**Direction:**
Output a single figure: the number of lines in which the word "Years" appears.

=-=-=

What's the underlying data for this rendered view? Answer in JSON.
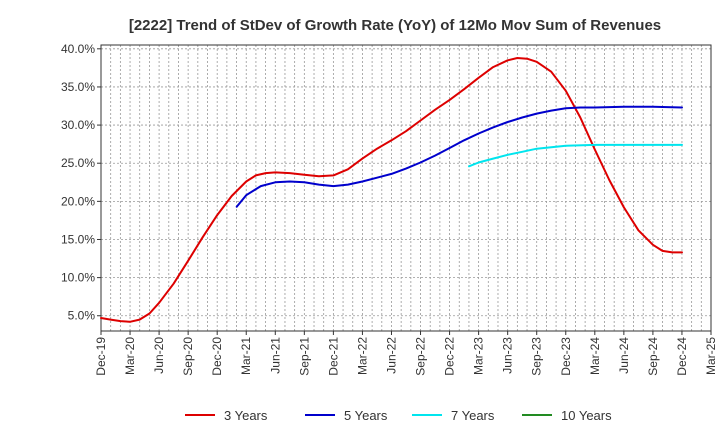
{
  "chart_data": {
    "type": "line",
    "title": "[2222]  Trend of StDev of Growth Rate (YoY) of 12Mo Mov Sum of Revenues",
    "xlabel": "",
    "ylabel": "",
    "ylim": [
      3.0,
      40.5
    ],
    "y_ticks": [
      5,
      10,
      15,
      20,
      25,
      30,
      35,
      40
    ],
    "y_tick_labels": [
      "5.0%",
      "10.0%",
      "15.0%",
      "20.0%",
      "25.0%",
      "30.0%",
      "35.0%",
      "40.0%"
    ],
    "x_tick_labels": [
      "Dec-19",
      "Mar-20",
      "Jun-20",
      "Sep-20",
      "Dec-20",
      "Mar-21",
      "Jun-21",
      "Sep-21",
      "Dec-21",
      "Mar-22",
      "Jun-22",
      "Sep-22",
      "Dec-22",
      "Mar-23",
      "Jun-23",
      "Sep-23",
      "Dec-23",
      "Mar-24",
      "Jun-24",
      "Sep-24",
      "Dec-24",
      "Mar-25"
    ],
    "x_range_quarters": [
      0,
      21
    ],
    "grid": true,
    "legend_position": "bottom",
    "series": [
      {
        "name": "3 Years",
        "color": "#dd0000",
        "points": [
          [
            0,
            4.7
          ],
          [
            0.33,
            4.5
          ],
          [
            0.67,
            4.3
          ],
          [
            1,
            4.2
          ],
          [
            1.33,
            4.5
          ],
          [
            1.67,
            5.3
          ],
          [
            2,
            6.7
          ],
          [
            2.5,
            9.2
          ],
          [
            3,
            12.2
          ],
          [
            3.5,
            15.3
          ],
          [
            4,
            18.2
          ],
          [
            4.5,
            20.7
          ],
          [
            5,
            22.6
          ],
          [
            5.33,
            23.4
          ],
          [
            5.67,
            23.7
          ],
          [
            6,
            23.8
          ],
          [
            6.5,
            23.7
          ],
          [
            7,
            23.5
          ],
          [
            7.5,
            23.3
          ],
          [
            8,
            23.4
          ],
          [
            8.5,
            24.2
          ],
          [
            9,
            25.6
          ],
          [
            9.5,
            26.9
          ],
          [
            10,
            28.0
          ],
          [
            10.5,
            29.2
          ],
          [
            11,
            30.6
          ],
          [
            11.5,
            32.0
          ],
          [
            12,
            33.3
          ],
          [
            12.5,
            34.7
          ],
          [
            13,
            36.2
          ],
          [
            13.5,
            37.6
          ],
          [
            14,
            38.5
          ],
          [
            14.33,
            38.8
          ],
          [
            14.67,
            38.7
          ],
          [
            15,
            38.3
          ],
          [
            15.5,
            37.0
          ],
          [
            16,
            34.5
          ],
          [
            16.5,
            31.0
          ],
          [
            17,
            26.8
          ],
          [
            17.5,
            22.8
          ],
          [
            18,
            19.2
          ],
          [
            18.5,
            16.2
          ],
          [
            19,
            14.3
          ],
          [
            19.33,
            13.5
          ],
          [
            19.67,
            13.3
          ],
          [
            20,
            13.3
          ]
        ]
      },
      {
        "name": "5 Years",
        "color": "#0000cc",
        "points": [
          [
            4.67,
            19.3
          ],
          [
            5,
            20.8
          ],
          [
            5.5,
            22.0
          ],
          [
            6,
            22.5
          ],
          [
            6.5,
            22.6
          ],
          [
            7,
            22.5
          ],
          [
            7.5,
            22.2
          ],
          [
            8,
            22.0
          ],
          [
            8.5,
            22.2
          ],
          [
            9,
            22.6
          ],
          [
            9.5,
            23.1
          ],
          [
            10,
            23.6
          ],
          [
            10.5,
            24.3
          ],
          [
            11,
            25.1
          ],
          [
            11.5,
            26.0
          ],
          [
            12,
            27.0
          ],
          [
            12.5,
            28.0
          ],
          [
            13,
            28.9
          ],
          [
            13.5,
            29.7
          ],
          [
            14,
            30.4
          ],
          [
            14.5,
            31.0
          ],
          [
            15,
            31.5
          ],
          [
            15.5,
            31.9
          ],
          [
            16,
            32.2
          ],
          [
            16.5,
            32.3
          ],
          [
            17,
            32.3
          ],
          [
            18,
            32.4
          ],
          [
            19,
            32.4
          ],
          [
            20,
            32.3
          ]
        ]
      },
      {
        "name": "7 Years",
        "color": "#00e5ee",
        "points": [
          [
            12.67,
            24.6
          ],
          [
            13,
            25.1
          ],
          [
            13.5,
            25.6
          ],
          [
            14,
            26.1
          ],
          [
            14.5,
            26.5
          ],
          [
            15,
            26.9
          ],
          [
            15.5,
            27.1
          ],
          [
            16,
            27.3
          ],
          [
            17,
            27.4
          ],
          [
            18,
            27.4
          ],
          [
            19,
            27.4
          ],
          [
            20,
            27.4
          ]
        ]
      },
      {
        "name": "10 Years",
        "color": "#228b22",
        "points": []
      }
    ]
  }
}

=-=-=

**Solution to the problem:**
4